Exercise brief
Lines containing the word "everyone" should be extracted in full.

Data records
"""

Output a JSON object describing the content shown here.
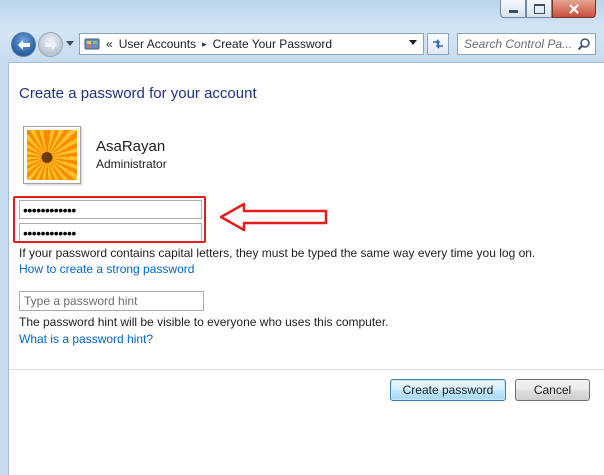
{
  "window": {
    "caption_buttons": [
      "minimize",
      "maximize",
      "close"
    ]
  },
  "navigation": {
    "breadcrumb": {
      "overflow": "«",
      "items": [
        "User Accounts",
        "Create Your Password"
      ],
      "separator": "▸"
    },
    "search_placeholder": "Search Control Pa..."
  },
  "main": {
    "title": "Create a password for your account",
    "user": {
      "name": "AsaRayan",
      "role": "Administrator"
    },
    "new_password": "••••••••••••",
    "confirm_password": "••••••••••••",
    "caps_note": "If your password contains capital letters, they must be typed the same way every time you log on.",
    "strong_password_link": "How to create a strong password",
    "hint_placeholder": "Type a password hint",
    "hint_note": "The password hint will be visible to everyone who uses this computer.",
    "hint_help_link": "What is a password hint?"
  },
  "buttons": {
    "create": "Create password",
    "cancel": "Cancel"
  },
  "annotation": {
    "highlight_color": "#e51d1d"
  },
  "colors": {
    "title": "#1e3287",
    "link": "#0066cc"
  }
}
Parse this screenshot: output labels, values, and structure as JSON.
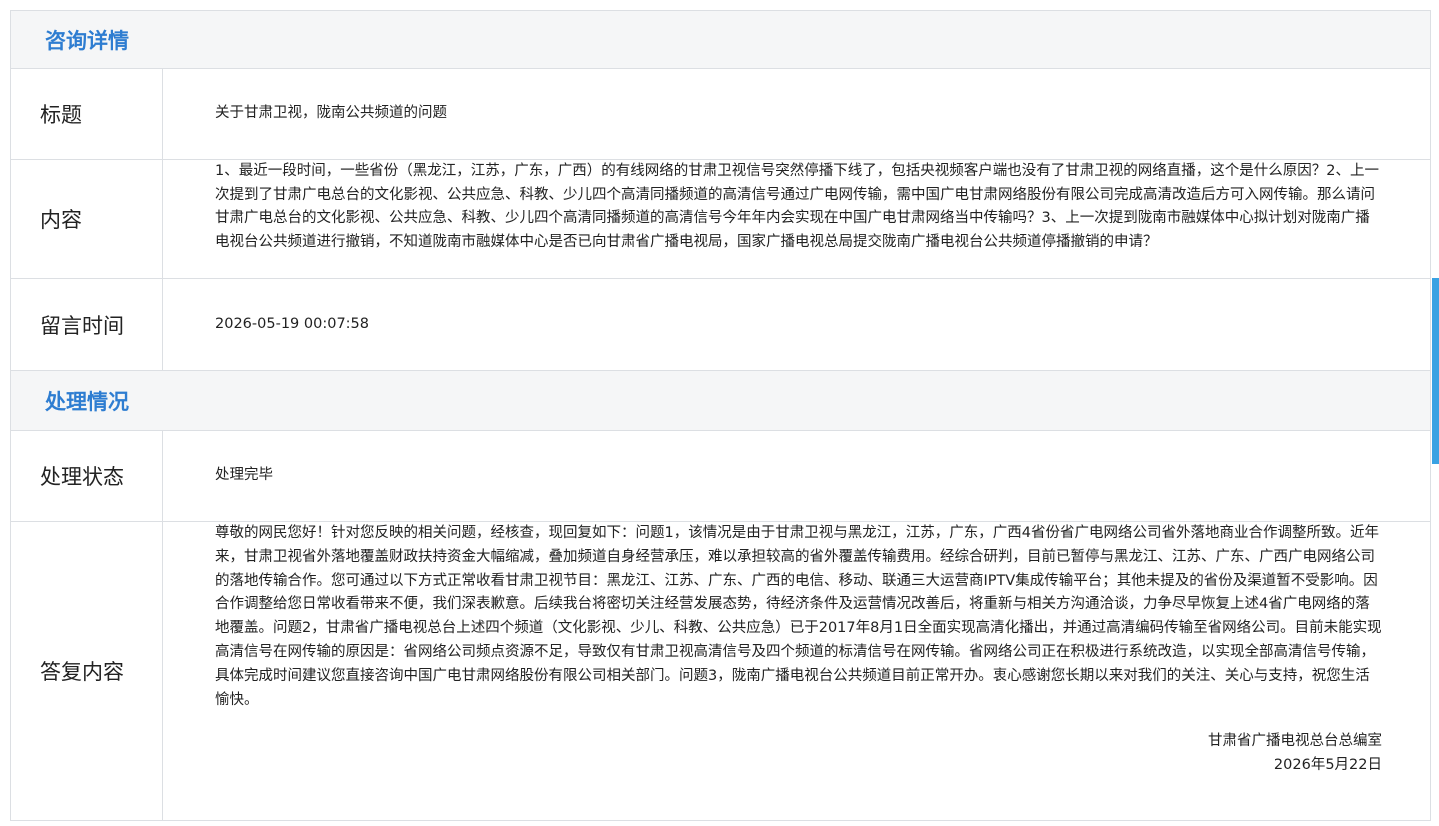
{
  "sections": {
    "inquiry_title": "咨询详情",
    "handling_title": "处理情况"
  },
  "inquiry": {
    "title_label": "标题",
    "title_value": "关于甘肃卫视，陇南公共频道的问题",
    "content_label": "内容",
    "content_value": "1、最近一段时间，一些省份（黑龙江，江苏，广东，广西）的有线网络的甘肃卫视信号突然停播下线了，包括央视频客户端也没有了甘肃卫视的网络直播，这个是什么原因？2、上一次提到了甘肃广电总台的文化影视、公共应急、科教、少儿四个高清同播频道的高清信号通过广电网传输，需中国广电甘肃网络股份有限公司完成高清改造后方可入网传输。那么请问甘肃广电总台的文化影视、公共应急、科教、少儿四个高清同播频道的高清信号今年年内会实现在中国广电甘肃网络当中传输吗？3、上一次提到陇南市融媒体中心拟计划对陇南广播电视台公共频道进行撤销，不知道陇南市融媒体中心是否已向甘肃省广播电视局，国家广播电视总局提交陇南广播电视台公共频道停播撤销的申请？",
    "time_label": "留言时间",
    "time_value": "2026-05-19 00:07:58"
  },
  "handling": {
    "status_label": "处理状态",
    "status_value": "处理完毕",
    "reply_label": "答复内容",
    "reply_value": "尊敬的网民您好！针对您反映的相关问题，经核查，现回复如下：问题1，该情况是由于甘肃卫视与黑龙江，江苏，广东，广西4省份省广电网络公司省外落地商业合作调整所致。近年来，甘肃卫视省外落地覆盖财政扶持资金大幅缩减，叠加频道自身经营承压，难以承担较高的省外覆盖传输费用。经综合研判，目前已暂停与黑龙江、江苏、广东、广西广电网络公司的落地传输合作。您可通过以下方式正常收看甘肃卫视节目：黑龙江、江苏、广东、广西的电信、移动、联通三大运营商IPTV集成传输平台；其他未提及的省份及渠道暂不受影响。因合作调整给您日常收看带来不便，我们深表歉意。后续我台将密切关注经营发展态势，待经济条件及运营情况改善后，将重新与相关方沟通洽谈，力争尽早恢复上述4省广电网络的落地覆盖。问题2，甘肃省广播电视总台上述四个频道（文化影视、少儿、科教、公共应急）已于2017年8月1日全面实现高清化播出，并通过高清编码传输至省网络公司。目前未能实现高清信号在网传输的原因是：省网络公司频点资源不足，导致仅有甘肃卫视高清信号及四个频道的标清信号在网传输。省网络公司正在积极进行系统改造，以实现全部高清信号传输，具体完成时间建议您直接咨询中国广电甘肃网络股份有限公司相关部门。问题3，陇南广播电视台公共频道目前正常开办。衷心感谢您长期以来对我们的关注、关心与支持，祝您生活愉快。",
    "reply_org": "甘肃省广播电视总台总编室",
    "reply_date": "2026年5月22日"
  },
  "colors": {
    "section_title": "#2e7dd1",
    "scroll_accent": "#3aa2e3"
  }
}
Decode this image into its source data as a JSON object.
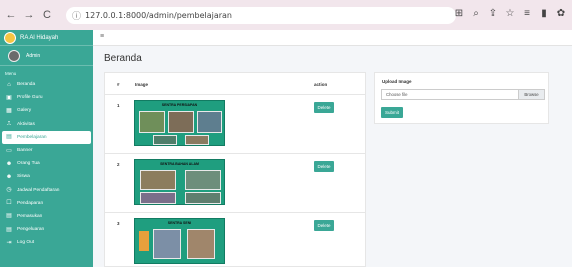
{
  "browser": {
    "url": "127.0.0.1:8000/admin/pembelajaran"
  },
  "sidebar": {
    "brand": "RA Al Hidayah",
    "user": "Admin",
    "menu_header": "Menu",
    "items": [
      {
        "label": "Beranda",
        "icon": "home-icon"
      },
      {
        "label": "Profile Guru",
        "icon": "id-card-icon"
      },
      {
        "label": "Galery",
        "icon": "images-icon"
      },
      {
        "label": "Aktivitas",
        "icon": "chart-icon"
      },
      {
        "label": "Pembelajaran",
        "icon": "book-icon",
        "active": true
      },
      {
        "label": "Banner",
        "icon": "banner-icon"
      },
      {
        "label": "Orang Tua",
        "icon": "users-icon"
      },
      {
        "label": "Siswa",
        "icon": "users-icon"
      },
      {
        "label": "Jadwal Pendaftaran",
        "icon": "clock-icon"
      },
      {
        "label": "Pendaparan",
        "icon": "form-icon"
      },
      {
        "label": "Pemasukan",
        "icon": "table-icon"
      },
      {
        "label": "Pengeluaran",
        "icon": "table-icon"
      },
      {
        "label": "Log Out",
        "icon": "logout-icon"
      }
    ]
  },
  "page": {
    "title": "Beranda"
  },
  "table": {
    "headers": {
      "num": "#",
      "image": "Image",
      "action": "action"
    },
    "rows": [
      {
        "num": "1",
        "thumb_title": "SENTRA PERSIAPAN",
        "action": "Delete"
      },
      {
        "num": "2",
        "thumb_title": "SENTRA BAHAN ALAM",
        "action": "Delete"
      },
      {
        "num": "3",
        "thumb_title": "SENTRA SENI",
        "action": "Delete"
      }
    ]
  },
  "upload": {
    "label": "Upload Image",
    "placeholder": "Choose file",
    "browse": "Browse",
    "submit": "Submit"
  },
  "colors": {
    "accent": "#3aa796",
    "thumb_bg": "#1f9e7f"
  }
}
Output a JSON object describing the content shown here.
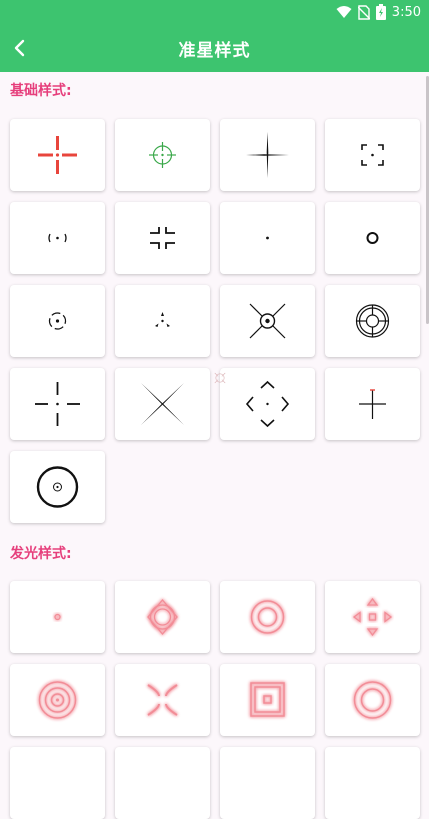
{
  "status_bar": {
    "time": "3:50",
    "icons": [
      "wifi-icon",
      "no-sim-icon",
      "battery-charging-icon"
    ]
  },
  "app_bar": {
    "title": "准星样式",
    "back_icon": "back-arrow-icon"
  },
  "sections": [
    {
      "title": "基础样式:",
      "items": [
        "red-cross-crosshair",
        "green-circle-crosshair",
        "thin-cross-crosshair",
        "corner-brackets-crosshair",
        "parentheses-dot-crosshair",
        "square-brackets-crosshair",
        "dot-crosshair",
        "circle-crosshair",
        "dashed-circle-crosshair",
        "tri-dot-crosshair",
        "x-circle-crosshair",
        "double-ring-crosshair",
        "gap-cross-crosshair",
        "x-lines-crosshair",
        "diamond-arrows-crosshair",
        "small-cross-crosshair",
        "thick-ring-crosshair"
      ]
    },
    {
      "title": "发光样式:",
      "items": [
        "glow-bar-crosshair",
        "glow-diamond-crosshair",
        "glow-scope-crosshair",
        "glow-arrows-crosshair",
        "glow-rings-crosshair",
        "glow-x-crosshair",
        "glow-square-crosshair",
        "glow-target-crosshair"
      ]
    }
  ],
  "colors": {
    "accent": "#3dc46f",
    "section_title": "#e63f7c",
    "crosshair_red": "#e8453c",
    "crosshair_green": "#3aa84a",
    "glow": "#f07a86"
  }
}
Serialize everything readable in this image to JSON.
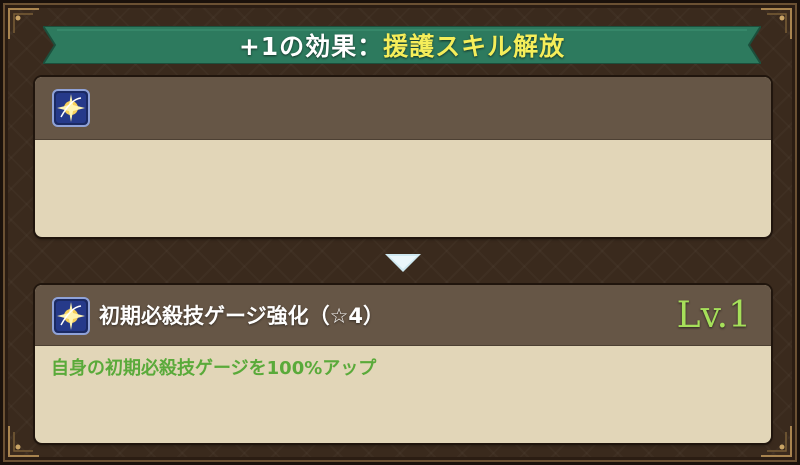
{
  "banner": {
    "prefix": "+1の効果：",
    "highlight": "援護スキル解放"
  },
  "before": {
    "icon": "support-skill-icon"
  },
  "transition_icon": "down-triangle-icon",
  "after": {
    "icon": "support-skill-icon",
    "name": "初期必殺技ゲージ強化（☆4）",
    "level": "Lv.1",
    "description": "自身の初期必殺技ゲージを100%アップ"
  },
  "colors": {
    "banner_bg": "#2d7a5e",
    "highlight_text": "#f5ee5a",
    "level_text": "#a6e05a",
    "description_text": "#5aaa3a",
    "panel_header": "#665646",
    "panel_body": "#e2d6b8"
  }
}
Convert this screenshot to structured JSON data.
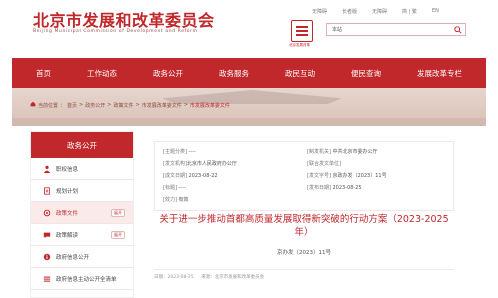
{
  "header": {
    "site_title": "北京市发展和改革委员会",
    "site_subtitle": "Beijing Municipal Commission of Development and Reform",
    "emblem_caption": "北京发展改革",
    "top_links": [
      "无障碍",
      "长者版",
      "无障碍",
      "简 | 繁",
      "EN"
    ],
    "search": {
      "scope": "本站",
      "placeholder": ""
    }
  },
  "nav": {
    "items": [
      "首页",
      "工作动态",
      "政务公开",
      "政务服务",
      "政民互动",
      "便民查询",
      "发展改革专栏"
    ]
  },
  "breadcrumb": {
    "items": [
      "当前位置",
      "首页",
      "政务公开",
      "政策文件",
      "市发展改革委文件",
      "市发展改革委文件"
    ]
  },
  "sidebar": {
    "title": "政务公开",
    "items": [
      {
        "label": "职权信息",
        "icon": "person-icon",
        "tag": ""
      },
      {
        "label": "规划计划",
        "icon": "document-icon",
        "tag": ""
      },
      {
        "label": "政策文件",
        "icon": "policy-icon",
        "tag": "展开"
      },
      {
        "label": "政策解读",
        "icon": "chat-icon",
        "tag": "展开"
      },
      {
        "label": "政府信息公开",
        "icon": "info-icon",
        "tag": ""
      },
      {
        "label": "政府信息主动公开全清单",
        "icon": "list-icon",
        "tag": ""
      }
    ]
  },
  "document": {
    "meta": {
      "theme_label": "[主题分类]",
      "theme_value": "----",
      "issuer_label": "[发文机构]",
      "issuer_value": "北京市人民政府办公厅",
      "written_label": "[成文日期]",
      "written_value": "2023-08-22",
      "title_label": "[标题]",
      "title_value": "----",
      "effect_label": "[效力]",
      "effect_value": "有效",
      "topic_label": "[制发机关]",
      "topic_value": "中共北京市委办公厅",
      "unit_label": "[联合发文单位]",
      "unit_value": "",
      "number_label": "[发文字号]",
      "number_value": "京政办发〔2023〕11号",
      "publish_label": "[发布日期]",
      "publish_value": "2023-08-25"
    },
    "title": "关于进一步推动首都高质量发展取得新突破的行动方案（2023-2025年）",
    "number_line": "京办发〔2023〕11号",
    "footer": [
      "日期：2023-08-25",
      "来源：北京市发展和改革委员会"
    ]
  }
}
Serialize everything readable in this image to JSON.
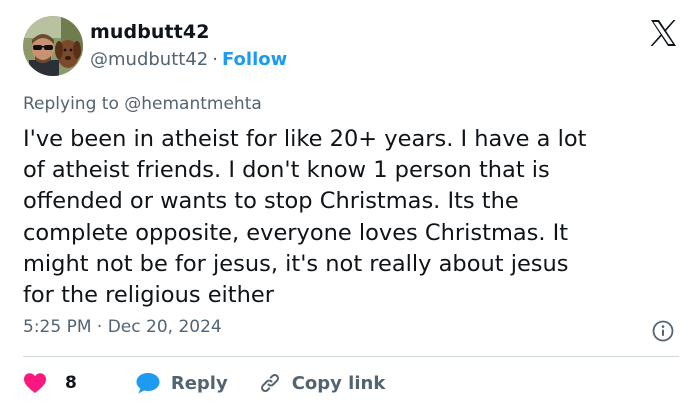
{
  "user": {
    "display_name": "mudbutt42",
    "handle": "@mudbutt42",
    "separator": "·",
    "follow_label": "Follow"
  },
  "reply_context": {
    "prefix": "Replying to ",
    "mention": "@hemantmehta"
  },
  "tweet": {
    "text": "I've been in atheist for like 20+ years. I have a lot\nof atheist friends. I don't know 1 person that is\noffended or wants to stop Christmas. Its the\ncomplete opposite, everyone loves Christmas. It\nmight not be for jesus, it's not really about jesus\nfor the religious either"
  },
  "meta": {
    "time": "5:25 PM",
    "separator": "·",
    "date": "Dec 20, 2024"
  },
  "actions": {
    "like_count": "8",
    "reply_label": "Reply",
    "copy_label": "Copy link"
  },
  "icons": {
    "logo": "x-logo-icon",
    "info": "info-icon",
    "like": "heart-icon",
    "reply": "speech-bubble-icon",
    "copy": "link-icon"
  },
  "colors": {
    "accent": "#1d9bf0",
    "like": "#f91880",
    "secondary_text": "#536471",
    "divider": "#cfd9de"
  }
}
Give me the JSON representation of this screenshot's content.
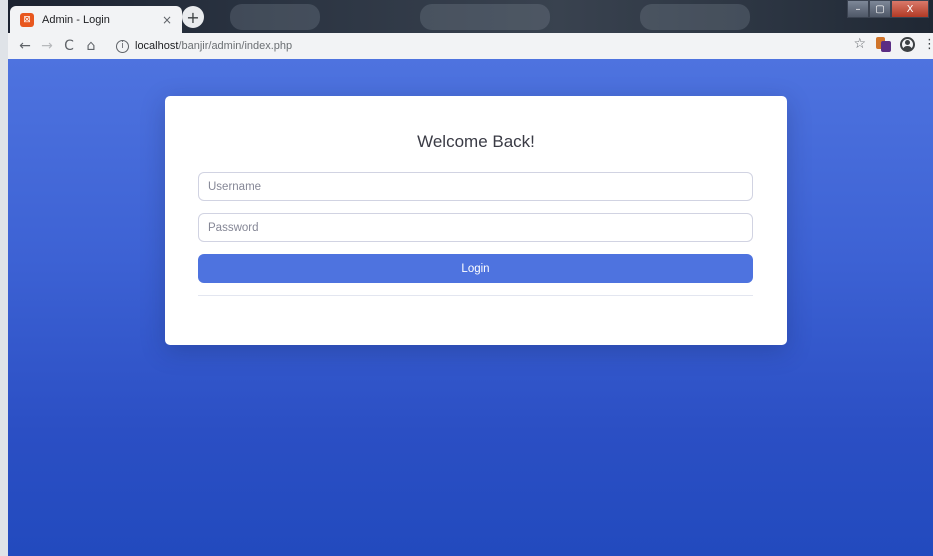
{
  "browser": {
    "tab_title": "Admin - Login",
    "tab_close_glyph": "×",
    "new_tab_glyph": "+",
    "favicon_glyph": "⊠",
    "window_controls": {
      "minimize": "–",
      "maximize": "▢",
      "close": "X"
    },
    "nav": {
      "back": "←",
      "forward": "→",
      "reload": "C",
      "home": "⌂"
    },
    "address": {
      "info_glyph": "i",
      "host": "localhost",
      "path": "/banjir/admin/index.php"
    },
    "bookmark_glyph": "☆",
    "menu_glyph": "⋮",
    "icons": {
      "favicon": "xampp-favicon-icon",
      "extension": "extension-icon",
      "profile": "profile-icon"
    }
  },
  "login": {
    "title": "Welcome Back!",
    "username_placeholder": "Username",
    "username_value": "",
    "password_placeholder": "Password",
    "password_value": "",
    "submit_label": "Login"
  },
  "colors": {
    "primary": "#4e73df",
    "background_top": "#4e73df",
    "background_bottom": "#224abe",
    "card": "#ffffff",
    "input_border": "#d1d3e2",
    "placeholder": "#858796"
  }
}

"""

Task solution
    "hint_note": "The password hint will be visible to everyone who uses this computer.",
    "text": "I've been in atheist for like 20+ years. I have a lot\nof atheist friends. I don't know 1 person that is\noffended or wants to stop Christmas. Its the\ncomplete opposite, everyone loves Christmas. It\nmight not be for jesus, it's not really about jesus\nfor the religious either"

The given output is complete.